**** Data entries ****
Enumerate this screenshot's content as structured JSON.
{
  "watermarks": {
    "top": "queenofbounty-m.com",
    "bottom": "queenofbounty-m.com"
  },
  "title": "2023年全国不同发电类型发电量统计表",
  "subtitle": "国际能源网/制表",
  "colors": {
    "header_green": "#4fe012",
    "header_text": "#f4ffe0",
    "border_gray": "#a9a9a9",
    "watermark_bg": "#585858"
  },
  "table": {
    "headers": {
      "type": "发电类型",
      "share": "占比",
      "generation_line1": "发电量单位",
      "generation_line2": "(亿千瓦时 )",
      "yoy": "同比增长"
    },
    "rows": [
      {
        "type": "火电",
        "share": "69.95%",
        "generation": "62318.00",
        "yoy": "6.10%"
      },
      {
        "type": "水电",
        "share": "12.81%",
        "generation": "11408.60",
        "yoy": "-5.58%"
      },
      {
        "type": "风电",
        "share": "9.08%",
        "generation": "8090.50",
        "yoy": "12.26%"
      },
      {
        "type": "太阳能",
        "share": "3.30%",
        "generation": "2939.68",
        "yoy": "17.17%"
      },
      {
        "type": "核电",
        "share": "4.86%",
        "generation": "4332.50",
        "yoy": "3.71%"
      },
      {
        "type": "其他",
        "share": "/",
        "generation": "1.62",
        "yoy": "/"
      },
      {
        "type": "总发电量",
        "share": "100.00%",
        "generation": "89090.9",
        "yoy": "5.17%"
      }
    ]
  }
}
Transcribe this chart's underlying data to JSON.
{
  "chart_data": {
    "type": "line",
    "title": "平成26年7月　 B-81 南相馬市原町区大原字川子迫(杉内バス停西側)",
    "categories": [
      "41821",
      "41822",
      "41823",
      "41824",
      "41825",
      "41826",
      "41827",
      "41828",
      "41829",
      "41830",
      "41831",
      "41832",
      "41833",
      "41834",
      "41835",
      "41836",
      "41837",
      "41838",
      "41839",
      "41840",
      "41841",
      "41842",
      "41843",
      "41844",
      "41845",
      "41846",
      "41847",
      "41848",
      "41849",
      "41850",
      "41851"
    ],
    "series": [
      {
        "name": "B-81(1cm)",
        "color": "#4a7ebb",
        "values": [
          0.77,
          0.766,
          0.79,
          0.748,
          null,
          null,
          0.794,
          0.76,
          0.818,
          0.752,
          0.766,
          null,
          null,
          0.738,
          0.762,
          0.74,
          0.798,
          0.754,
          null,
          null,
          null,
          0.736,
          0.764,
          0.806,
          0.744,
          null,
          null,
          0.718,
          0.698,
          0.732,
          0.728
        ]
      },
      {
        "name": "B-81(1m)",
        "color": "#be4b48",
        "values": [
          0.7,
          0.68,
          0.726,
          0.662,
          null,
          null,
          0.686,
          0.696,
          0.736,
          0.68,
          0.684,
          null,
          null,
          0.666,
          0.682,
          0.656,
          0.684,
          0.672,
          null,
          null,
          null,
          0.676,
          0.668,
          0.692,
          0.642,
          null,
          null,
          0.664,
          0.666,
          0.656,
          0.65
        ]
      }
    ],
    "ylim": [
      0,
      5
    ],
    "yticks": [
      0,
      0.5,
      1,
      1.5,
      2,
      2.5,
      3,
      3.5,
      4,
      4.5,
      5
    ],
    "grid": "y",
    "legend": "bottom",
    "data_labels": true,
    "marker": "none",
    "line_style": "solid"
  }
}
****
What to do: Return all lines of the material above in which the word "JSON" occurs.

The reply:
Enumerate this screenshot's content as structured JSON.
Transcribe this chart's underlying data to JSON.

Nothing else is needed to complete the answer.